_Text to read_:
------------------------------------
Another viewpoint on organic foods in the marketplace

Erorganic@aol.com
Tue, 18 Nov 1997 00:34:45 -0500 (EST)

The view from Austin: HQ for Whole Foods Markets, Inc
NASDAQ: WFMI
11-17-97: Closed at $46.75 ( 716,000 shares traded)
http://www.wholefoods.com

57% of the shares of WFMI are owned by institutional investors
19% by employees and members of the BOD

There is no doubt that WFM has dependable dedication to the organic market.
Seeing a few "transitional' organic products can be dismaying, as well as big
supplies of conventional product, usually fruit, in the produce section. All
the greens are usually organic, with the exception of celery, which has
uneven delivery. Typically Cal-Organic, Alana, Pavich and that big
summertime Colorado player from Longmont fill the case, with some local (
cenTex) product, as well as Orange Blossom ( south Tex carrrots in season)
and Dennis Holbrook, in season.

Breaking out the dollar volumes, from their end, would probably not be in
their interest, for obvious reasons. The stockholder reports that I have seen
don't do it either. It would have to be an unreliable guess, but I imagine
that the total offerings in organic are 20-30%. Their house label, on the
other hand shows a definite trend to package organic product. But in dollar
value, there is too much conventional dairy, wine, beer, deli, to really
figure it out. The organic ballpark might be $300 million corporate, not half
of the total. And, while the increase is partly due to the take-overs of
1996, they have improved their position in Los Angeles, which was even up to
1993-94 the most poorly served market in terms of population and potential
customers.
------------------------------------
_Source material_:
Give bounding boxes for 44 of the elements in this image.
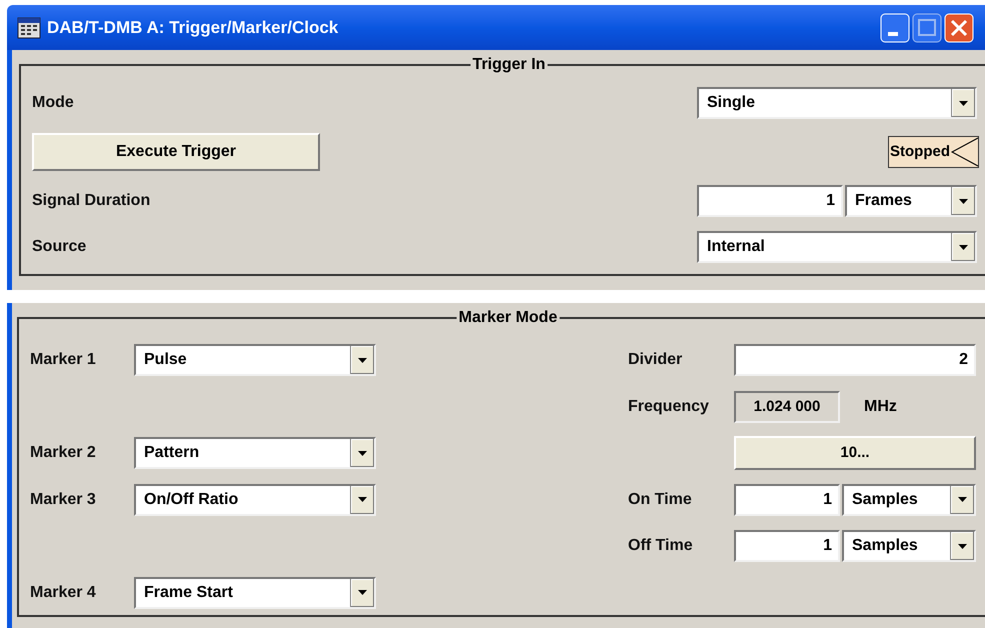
------------------------------------
_Objective_: In the text about organic foods at Whole Foods Markets, which green is named as the exception to the greens usually being organic?

_Answer for this exercise_: Celery, which has uneven delivery.